-- Objective --
All of the lines below are to be transcribed faithfully, with pictures excluded from the copy.
━━━━━ Exercise input ━━━━━
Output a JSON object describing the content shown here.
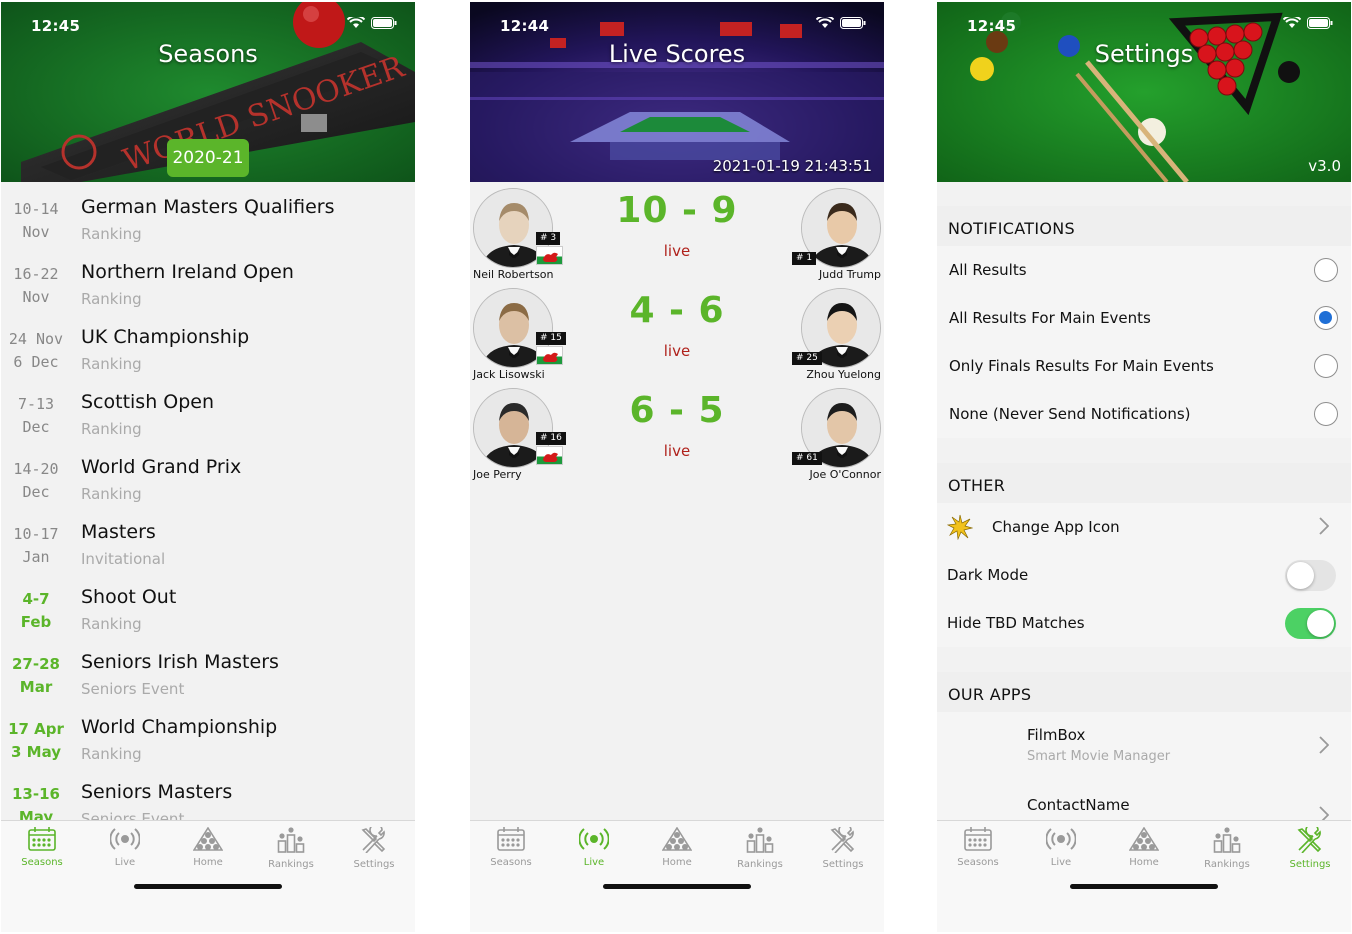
{
  "status": {
    "time1": "12:45",
    "time2": "12:44",
    "time3": "12:45"
  },
  "seasons": {
    "title": "Seasons",
    "season_label": "2020-21",
    "events": [
      {
        "d1": "10-14",
        "d2": "Nov",
        "name": "German Masters Qualifiers",
        "type": "Ranking",
        "upcoming": false
      },
      {
        "d1": "16-22",
        "d2": "Nov",
        "name": "Northern Ireland Open",
        "type": "Ranking",
        "upcoming": false
      },
      {
        "d1": "24 Nov",
        "d2": "6 Dec",
        "name": "UK Championship",
        "type": "Ranking",
        "upcoming": false
      },
      {
        "d1": "7-13",
        "d2": "Dec",
        "name": "Scottish Open",
        "type": "Ranking",
        "upcoming": false
      },
      {
        "d1": "14-20",
        "d2": "Dec",
        "name": "World Grand Prix",
        "type": "Ranking",
        "upcoming": false
      },
      {
        "d1": "10-17",
        "d2": "Jan",
        "name": "Masters",
        "type": "Invitational",
        "upcoming": false
      },
      {
        "d1": "4-7",
        "d2": "Feb",
        "name": "Shoot Out",
        "type": "Ranking",
        "upcoming": true
      },
      {
        "d1": "27-28",
        "d2": "Mar",
        "name": "Seniors Irish Masters",
        "type": "Seniors Event",
        "upcoming": true
      },
      {
        "d1": "17 Apr",
        "d2": "3 May",
        "name": "World Championship",
        "type": "Ranking",
        "upcoming": true
      },
      {
        "d1": "13-16",
        "d2": "May",
        "name": "Seniors Masters",
        "type": "Seniors Event",
        "upcoming": true
      }
    ]
  },
  "live": {
    "title": "Live Scores",
    "timestamp": "2021-01-19 21:43:51",
    "matches": [
      {
        "p1": "Neil Robertson",
        "r1": "# 3",
        "p2": "Judd Trump",
        "r2": "# 1",
        "score": "10 - 9",
        "status": "live"
      },
      {
        "p1": "Jack Lisowski",
        "r1": "# 15",
        "p2": "Zhou Yuelong",
        "r2": "# 25",
        "score": "4 - 6",
        "status": "live"
      },
      {
        "p1": "Joe Perry",
        "r1": "# 16",
        "p2": "Joe O'Connor",
        "r2": "# 61",
        "score": "6 - 5",
        "status": "live"
      }
    ]
  },
  "settings": {
    "title": "Settings",
    "version": "v3.0",
    "notifications_header": "NOTIFICATIONS",
    "notification_options": [
      {
        "label": "All Results",
        "checked": false
      },
      {
        "label": "All Results For Main Events",
        "checked": true
      },
      {
        "label": "Only Finals Results For Main Events",
        "checked": false
      },
      {
        "label": "None (Never Send Notifications)",
        "checked": false
      }
    ],
    "other_header": "OTHER",
    "change_icon_label": "Change App Icon",
    "dark_mode_label": "Dark Mode",
    "dark_mode_on": false,
    "hide_tbd_label": "Hide TBD Matches",
    "hide_tbd_on": true,
    "apps_header": "OUR APPS",
    "apps": [
      {
        "name": "FilmBox",
        "desc": "Smart Movie Manager"
      },
      {
        "name": "ContactName",
        "desc": ""
      }
    ]
  },
  "tabs": [
    "Seasons",
    "Live",
    "Home",
    "Rankings",
    "Settings"
  ],
  "colors": {
    "accent": "#5bb52a",
    "live": "#b0221c",
    "radio": "#1f6fd6",
    "toggle_on": "#4cd164"
  }
}
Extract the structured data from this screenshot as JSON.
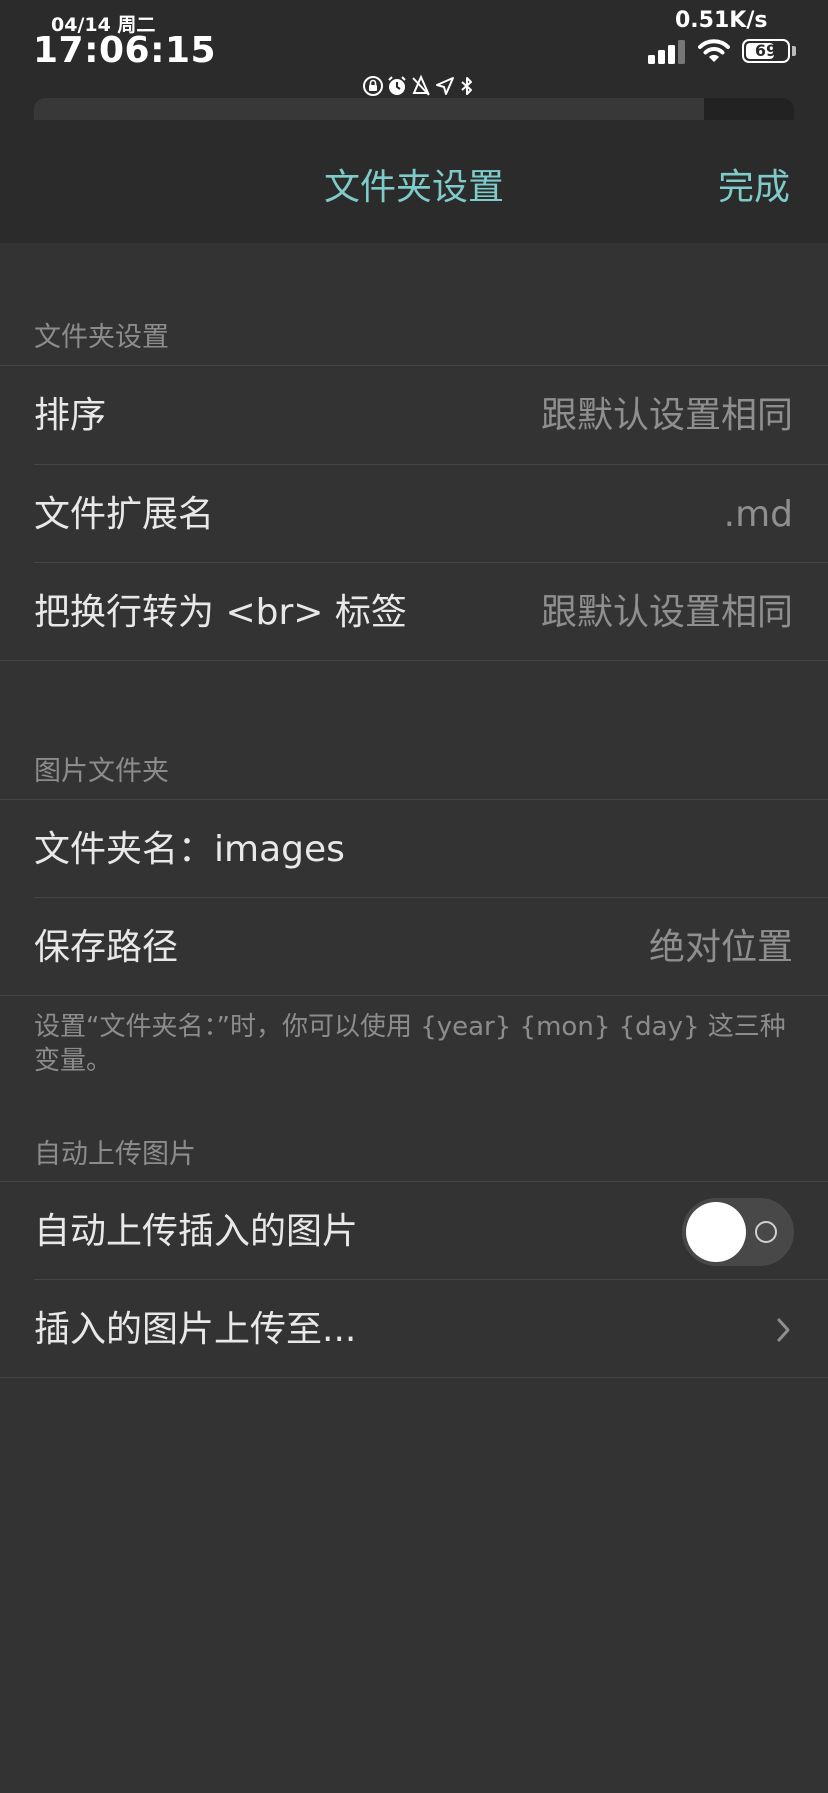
{
  "status_bar": {
    "date": "04/14 周二",
    "time": "17:06:15",
    "net_speed": "0.51K/s",
    "battery_level": "69",
    "battery_percent": 69,
    "icons": [
      "orientation-lock-icon",
      "alarm-icon",
      "no-sound-icon",
      "location-icon",
      "bluetooth-icon"
    ]
  },
  "nav": {
    "title": "文件夹设置",
    "done_label": "完成"
  },
  "sections": {
    "folder": {
      "header": "文件夹设置",
      "rows": [
        {
          "label": "排序",
          "value": "跟默认设置相同"
        },
        {
          "label": "文件扩展名",
          "value": ".md"
        },
        {
          "label": "把换行转为 <br> 标签",
          "value": "跟默认设置相同"
        }
      ]
    },
    "image_folder": {
      "header": "图片文件夹",
      "folder_name_label": "文件夹名：",
      "folder_name_value": "images",
      "save_path_label": "保存路径",
      "save_path_value": "绝对位置",
      "footer": "设置“文件夹名：”时，你可以使用 {year} {mon} {day} 这三种变量。"
    },
    "auto_upload": {
      "header": "自动上传图片",
      "toggle_label": "自动上传插入的图片",
      "toggle_on": false,
      "upload_target_label": "插入的图片上传至..."
    }
  },
  "colors": {
    "accent": "#7ecbc9",
    "background": "#333333",
    "nav_background": "#2b2b2b",
    "secondary_text": "#8f8f8f"
  }
}
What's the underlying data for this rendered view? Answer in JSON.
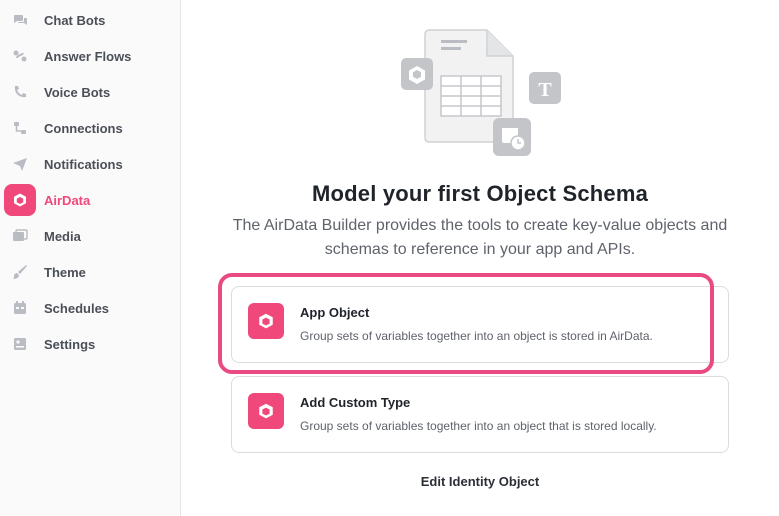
{
  "sidebar": {
    "items": [
      {
        "label": "Chat Bots",
        "icon": "chat-bubbles-icon",
        "active": false
      },
      {
        "label": "Answer Flows",
        "icon": "answer-flows-icon",
        "active": false
      },
      {
        "label": "Voice Bots",
        "icon": "phone-icon",
        "active": false
      },
      {
        "label": "Connections",
        "icon": "connections-icon",
        "active": false
      },
      {
        "label": "Notifications",
        "icon": "paper-plane-icon",
        "active": false
      },
      {
        "label": "AirData",
        "icon": "cube-icon",
        "active": true
      },
      {
        "label": "Media",
        "icon": "images-icon",
        "active": false
      },
      {
        "label": "Theme",
        "icon": "brush-icon",
        "active": false
      },
      {
        "label": "Schedules",
        "icon": "calendar-icon",
        "active": false
      },
      {
        "label": "Settings",
        "icon": "settings-panel-icon",
        "active": false
      }
    ]
  },
  "main": {
    "title": "Model your first Object Schema",
    "subtitle": "The AirData Builder provides the tools to create key-value objects and schemas to reference in your app and APIs.",
    "cards": [
      {
        "title": "App Object",
        "description": "Group sets of variables together into an object is stored in AirData.",
        "icon": "cube-icon",
        "highlighted": true
      },
      {
        "title": "Add Custom Type",
        "description": "Group sets of variables together into an object that is stored locally.",
        "icon": "cube-icon",
        "highlighted": false
      }
    ],
    "edit_link": "Edit Identity Object"
  },
  "colors": {
    "accent": "#f0487a",
    "highlight_border": "#ea4a82",
    "sidebar_bg": "#fafafa",
    "icon_gray": "#b9bcc2"
  }
}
━━━━━
-- Answer in full --
Output a JSON object describing the content shown here.
{
  "status": {
    "time1": "12:45",
    "time2": "12:44",
    "time3": "12:45"
  },
  "seasons": {
    "title": "Seasons",
    "season_label": "2020-21",
    "events": [
      {
        "d1": "10-14",
        "d2": "Nov",
        "name": "German Masters Qualifiers",
        "type": "Ranking",
        "upcoming": false
      },
      {
        "d1": "16-22",
        "d2": "Nov",
        "name": "Northern Ireland Open",
        "type": "Ranking",
        "upcoming": false
      },
      {
        "d1": "24 Nov",
        "d2": "6 Dec",
        "name": "UK Championship",
        "type": "Ranking",
        "upcoming": false
      },
      {
        "d1": "7-13",
        "d2": "Dec",
        "name": "Scottish Open",
        "type": "Ranking",
        "upcoming": false
      },
      {
        "d1": "14-20",
        "d2": "Dec",
        "name": "World Grand Prix",
        "type": "Ranking",
        "upcoming": false
      },
      {
        "d1": "10-17",
        "d2": "Jan",
        "name": "Masters",
        "type": "Invitational",
        "upcoming": false
      },
      {
        "d1": "4-7",
        "d2": "Feb",
        "name": "Shoot Out",
        "type": "Ranking",
        "upcoming": true
      },
      {
        "d1": "27-28",
        "d2": "Mar",
        "name": "Seniors Irish Masters",
        "type": "Seniors Event",
        "upcoming": true
      },
      {
        "d1": "17 Apr",
        "d2": "3 May",
        "name": "World Championship",
        "type": "Ranking",
        "upcoming": true
      },
      {
        "d1": "13-16",
        "d2": "May",
        "name": "Seniors Masters",
        "type": "Seniors Event",
        "upcoming": true
      }
    ]
  },
  "live": {
    "title": "Live Scores",
    "timestamp": "2021-01-19 21:43:51",
    "matches": [
      {
        "p1": "Neil Robertson",
        "r1": "# 3",
        "p2": "Judd Trump",
        "r2": "# 1",
        "score": "10 - 9",
        "status": "live"
      },
      {
        "p1": "Jack Lisowski",
        "r1": "# 15",
        "p2": "Zhou Yuelong",
        "r2": "# 25",
        "score": "4 - 6",
        "status": "live"
      },
      {
        "p1": "Joe Perry",
        "r1": "# 16",
        "p2": "Joe O'Connor",
        "r2": "# 61",
        "score": "6 - 5",
        "status": "live"
      }
    ]
  },
  "settings": {
    "title": "Settings",
    "version": "v3.0",
    "notifications_header": "NOTIFICATIONS",
    "notification_options": [
      {
        "label": "All Results",
        "checked": false
      },
      {
        "label": "All Results For Main Events",
        "checked": true
      },
      {
        "label": "Only Finals Results For Main Events",
        "checked": false
      },
      {
        "label": "None (Never Send Notifications)",
        "checked": false
      }
    ],
    "other_header": "OTHER",
    "change_icon_label": "Change App Icon",
    "dark_mode_label": "Dark Mode",
    "dark_mode_on": false,
    "hide_tbd_label": "Hide TBD Matches",
    "hide_tbd_on": true,
    "apps_header": "OUR APPS",
    "apps": [
      {
        "name": "FilmBox",
        "desc": "Smart Movie Manager"
      },
      {
        "name": "ContactName",
        "desc": ""
      }
    ]
  },
  "tabs": [
    "Seasons",
    "Live",
    "Home",
    "Rankings",
    "Settings"
  ],
  "colors": {
    "accent": "#5bb52a",
    "live": "#b0221c",
    "radio": "#1f6fd6",
    "toggle_on": "#4cd164"
  }
}
Extract the structured data from this screenshot as JSON.
{
  "status_bar": {
    "date": "04/14 周二",
    "time": "17:06:15",
    "net_speed": "0.51K/s",
    "battery_level": "69",
    "battery_percent": 69,
    "icons": [
      "orientation-lock-icon",
      "alarm-icon",
      "no-sound-icon",
      "location-icon",
      "bluetooth-icon"
    ]
  },
  "nav": {
    "title": "文件夹设置",
    "done_label": "完成"
  },
  "sections": {
    "folder": {
      "header": "文件夹设置",
      "rows": [
        {
          "label": "排序",
          "value": "跟默认设置相同"
        },
        {
          "label": "文件扩展名",
          "value": ".md"
        },
        {
          "label": "把换行转为 <br> 标签",
          "value": "跟默认设置相同"
        }
      ]
    },
    "image_folder": {
      "header": "图片文件夹",
      "folder_name_label": "文件夹名：",
      "folder_name_value": "images",
      "save_path_label": "保存路径",
      "save_path_value": "绝对位置",
      "footer": "设置“文件夹名：”时，你可以使用 {year} {mon} {day} 这三种变量。"
    },
    "auto_upload": {
      "header": "自动上传图片",
      "toggle_label": "自动上传插入的图片",
      "toggle_on": false,
      "upload_target_label": "插入的图片上传至..."
    }
  },
  "colors": {
    "accent": "#7ecbc9",
    "background": "#333333",
    "nav_background": "#2b2b2b",
    "secondary_text": "#8f8f8f"
  }
}
What's the underlying data for this rendered view? Answer in JSON.
{
  "sidebar": {
    "items": [
      {
        "label": "Chat Bots",
        "icon": "chat-bubbles-icon",
        "active": false
      },
      {
        "label": "Answer Flows",
        "icon": "answer-flows-icon",
        "active": false
      },
      {
        "label": "Voice Bots",
        "icon": "phone-icon",
        "active": false
      },
      {
        "label": "Connections",
        "icon": "connections-icon",
        "active": false
      },
      {
        "label": "Notifications",
        "icon": "paper-plane-icon",
        "active": false
      },
      {
        "label": "AirData",
        "icon": "cube-icon",
        "active": true
      },
      {
        "label": "Media",
        "icon": "images-icon",
        "active": false
      },
      {
        "label": "Theme",
        "icon": "brush-icon",
        "active": false
      },
      {
        "label": "Schedules",
        "icon": "calendar-icon",
        "active": false
      },
      {
        "label": "Settings",
        "icon": "settings-panel-icon",
        "active": false
      }
    ]
  },
  "main": {
    "title": "Model your first Object Schema",
    "subtitle": "The AirData Builder provides the tools to create key-value objects and schemas to reference in your app and APIs.",
    "cards": [
      {
        "title": "App Object",
        "description": "Group sets of variables together into an object is stored in AirData.",
        "icon": "cube-icon",
        "highlighted": true
      },
      {
        "title": "Add Custom Type",
        "description": "Group sets of variables together into an object that is stored locally.",
        "icon": "cube-icon",
        "highlighted": false
      }
    ],
    "edit_link": "Edit Identity Object"
  },
  "colors": {
    "accent": "#f0487a",
    "highlight_border": "#ea4a82",
    "sidebar_bg": "#fafafa",
    "icon_gray": "#b9bcc2"
  }
}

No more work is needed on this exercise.